◆ Goal of the exercise ◆
Check every line of the material below for the string "niin", and return the ones that have it.

* START The records *

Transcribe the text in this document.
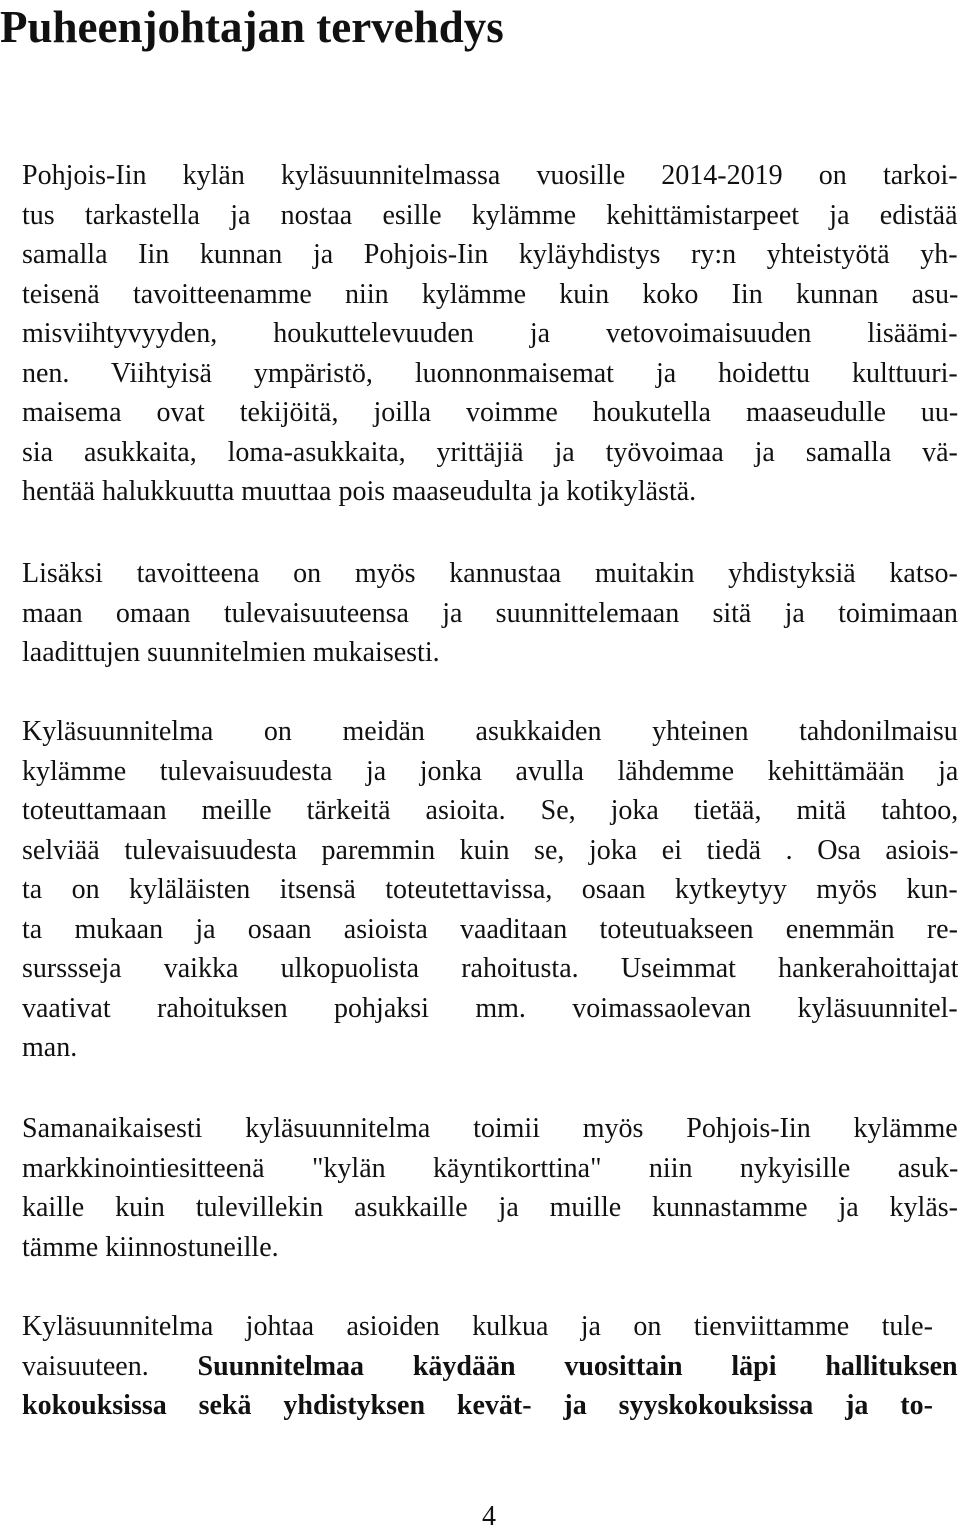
Puheenjohtajan tervehdys
Pohjois-Iin kylän kyläsuunnitelmassa vuosille 2014-2019 on tarkoi-
tus tarkastella ja nostaa esille kylämme kehittämistarpeet ja edistää
samalla Iin kunnan ja Pohjois-Iin kyläyhdistys ry:n yhteistyötä yh-
teisenä tavoitteenamme niin kylämme kuin koko Iin kunnan asu-
misviihtyvyyden, houkuttelevuuden ja vetovoimaisuuden lisäämi-
nen. Viihtyisä ympäristö, luonnonmaisemat ja hoidettu kulttuuri-
maisema ovat tekijöitä, joilla voimme houkutella maaseudulle uu-
sia asukkaita, loma-asukkaita, yrittäjiä ja työvoimaa ja samalla vä-
hentää halukkuutta muuttaa pois maaseudulta ja kotikylästä.
Lisäksi tavoitteena on myös kannustaa muitakin yhdistyksiä katso-
maan omaan tulevaisuuteensa ja suunnittelemaan sitä ja toimimaan
laadittujen suunnitelmien mukaisesti.
Kyläsuunnitelma on meidän asukkaiden yhteinen tahdonilmaisu
kylämme tulevaisuudesta ja jonka avulla lähdemme kehittämään ja
toteuttamaan meille tärkeitä asioita. Se, joka tietää, mitä tahtoo,
selviää tulevaisuudesta paremmin kuin se, joka ei tiedä . Osa asiois-
ta on kyläläisten itsensä toteutettavissa, osaan kytkeytyy myös kun-
ta mukaan ja osaan asioista vaaditaan toteutuakseen enemmän re-
surssseja vaikka ulkopuolista rahoitusta. Useimmat hankerahoittajat
vaativat rahoituksen pohjaksi mm. voimassaolevan kyläsuunnitel-
man.
Samanaikaisesti kyläsuunnitelma toimii myös Pohjois-Iin kylämme
markkinointiesitteenä "kylän käyntikorttina" niin nykyisille asuk-
kaille kuin tulevillekin asukkaille ja muille kunnastamme ja kyläs-
tämme kiinnostuneille.
Kyläsuunnitelma johtaa asioiden kulkua ja on tienviittamme tule-
vaisuuteen. Suunnitelmaa käydään vuosittain läpi hallituksen
kokouksissa sekä yhdistyksen kevät- ja syyskokouksissa ja to-
4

* END The records *

◆ Task result ◆
teisenä tavoitteenamme niin kylämme kuin koko Iin kunnan asu-
markkinointiesitteenä "kylän käyntikorttina" niin nykyisille asuk-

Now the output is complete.